─── Provided information ───

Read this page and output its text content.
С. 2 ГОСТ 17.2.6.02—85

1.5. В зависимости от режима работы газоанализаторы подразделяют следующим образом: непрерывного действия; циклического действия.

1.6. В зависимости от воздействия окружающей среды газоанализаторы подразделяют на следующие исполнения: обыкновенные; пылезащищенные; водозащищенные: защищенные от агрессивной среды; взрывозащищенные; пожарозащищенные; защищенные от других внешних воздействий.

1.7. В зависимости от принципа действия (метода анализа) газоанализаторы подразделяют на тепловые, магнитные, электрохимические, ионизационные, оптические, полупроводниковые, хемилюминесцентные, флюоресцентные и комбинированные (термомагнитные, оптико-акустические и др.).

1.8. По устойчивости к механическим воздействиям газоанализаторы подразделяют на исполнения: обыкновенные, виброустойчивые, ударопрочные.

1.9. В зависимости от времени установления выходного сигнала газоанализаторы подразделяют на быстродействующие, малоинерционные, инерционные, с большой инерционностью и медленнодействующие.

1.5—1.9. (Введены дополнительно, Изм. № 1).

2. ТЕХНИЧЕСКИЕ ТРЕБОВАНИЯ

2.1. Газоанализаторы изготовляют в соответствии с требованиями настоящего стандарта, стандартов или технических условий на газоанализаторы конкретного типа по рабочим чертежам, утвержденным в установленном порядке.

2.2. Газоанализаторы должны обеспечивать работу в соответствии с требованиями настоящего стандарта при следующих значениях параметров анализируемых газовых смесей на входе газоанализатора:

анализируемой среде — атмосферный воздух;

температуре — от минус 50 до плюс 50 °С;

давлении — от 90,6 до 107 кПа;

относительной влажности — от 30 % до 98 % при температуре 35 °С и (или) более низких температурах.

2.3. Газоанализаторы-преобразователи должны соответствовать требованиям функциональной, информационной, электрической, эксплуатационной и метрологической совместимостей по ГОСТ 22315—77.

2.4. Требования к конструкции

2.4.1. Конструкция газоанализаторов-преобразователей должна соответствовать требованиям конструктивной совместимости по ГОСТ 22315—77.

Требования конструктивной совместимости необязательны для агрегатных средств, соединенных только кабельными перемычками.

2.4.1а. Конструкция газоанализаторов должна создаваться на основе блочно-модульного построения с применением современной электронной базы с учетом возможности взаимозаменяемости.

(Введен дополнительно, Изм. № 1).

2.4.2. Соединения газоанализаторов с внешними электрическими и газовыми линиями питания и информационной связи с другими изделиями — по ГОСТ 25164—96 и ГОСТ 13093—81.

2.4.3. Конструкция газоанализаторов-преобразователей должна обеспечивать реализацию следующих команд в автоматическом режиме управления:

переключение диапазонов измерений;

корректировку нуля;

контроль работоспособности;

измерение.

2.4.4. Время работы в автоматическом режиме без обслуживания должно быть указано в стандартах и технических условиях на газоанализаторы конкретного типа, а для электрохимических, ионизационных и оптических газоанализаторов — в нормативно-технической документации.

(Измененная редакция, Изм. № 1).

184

───

▸ **The exercise**:
Extract all the material, leaving every line as it is.

▸ **Answer for the task**:
Read this page and output its text content.
С. 2 ГОСТ 17.2.6.02—85

1.5. В зависимости от режима работы газоанализаторы подразделяют следующим образом: непрерывного действия; циклического действия.

1.6. В зависимости от воздействия окружающей среды газоанализаторы подразделяют на следующие исполнения: обыкновенные; пылезащищенные; водозащищенные: защищенные от агрессивной среды; взрывозащищенные; пожарозащищенные; защищенные от других внешних воздействий.

1.7. В зависимости от принципа действия (метода анализа) газоанализаторы подразделяют на тепловые, магнитные, электрохимические, ионизационные, оптические, полупроводниковые, хемилюминесцентные, флюоресцентные и комбинированные (термомагнитные, оптико-акустические и др.).

1.8. По устойчивости к механическим воздействиям газоанализаторы подразделяют на исполнения: обыкновенные, виброустойчивые, ударопрочные.

1.9. В зависимости от времени установления выходного сигнала газоанализаторы подразделяют на быстродействующие, малоинерционные, инерционные, с большой инерционностью и медленнодействующие.

1.5—1.9. (Введены дополнительно, Изм. № 1).

2. ТЕХНИЧЕСКИЕ ТРЕБОВАНИЯ

2.1. Газоанализаторы изготовляют в соответствии с требованиями настоящего стандарта, стандартов или технических условий на газоанализаторы конкретного типа по рабочим чертежам, утвержденным в установленном порядке.

2.2. Газоанализаторы должны обеспечивать работу в соответствии с требованиями настоящего стандарта при следующих значениях параметров анализируемых газовых смесей на входе газоанализатора:

анализируемой среде — атмосферный воздух;

температуре — от минус 50 до плюс 50 °С;

давлении — от 90,6 до 107 кПа;

относительной влажности — от 30 % до 98 % при температуре 35 °С и (или) более низких температурах.

2.3. Газоанализаторы-преобразователи должны соответствовать требованиям функциональной, информационной, электрической, эксплуатационной и метрологической совместимостей по ГОСТ 22315—77.

2.4. Требования к конструкции

2.4.1. Конструкция газоанализаторов-преобразователей должна соответствовать требованиям конструктивной совместимости по ГОСТ 22315—77.

Требования конструктивной совместимости необязательны для агрегатных средств, соединенных только кабельными перемычками.

2.4.1а. Конструкция газоанализаторов должна создаваться на основе блочно-модульного построения с применением современной электронной базы с учетом возможности взаимозаменяемости.

(Введен дополнительно, Изм. № 1).

2.4.2. Соединения газоанализаторов с внешними электрическими и газовыми линиями питания и информационной связи с другими изделиями — по ГОСТ 25164—96 и ГОСТ 13093—81.

2.4.3. Конструкция газоанализаторов-преобразователей должна обеспечивать реализацию следующих команд в автоматическом режиме управления:

переключение диапазонов измерений;

корректировку нуля;

контроль работоспособности;

измерение.

2.4.4. Время работы в автоматическом режиме без обслуживания должно быть указано в стандартах и технических условиях на газоанализаторы конкретного типа, а для электрохимических, ионизационных и оптических газоанализаторов — в нормативно-технической документации.

(Измененная редакция, Изм. № 1).

184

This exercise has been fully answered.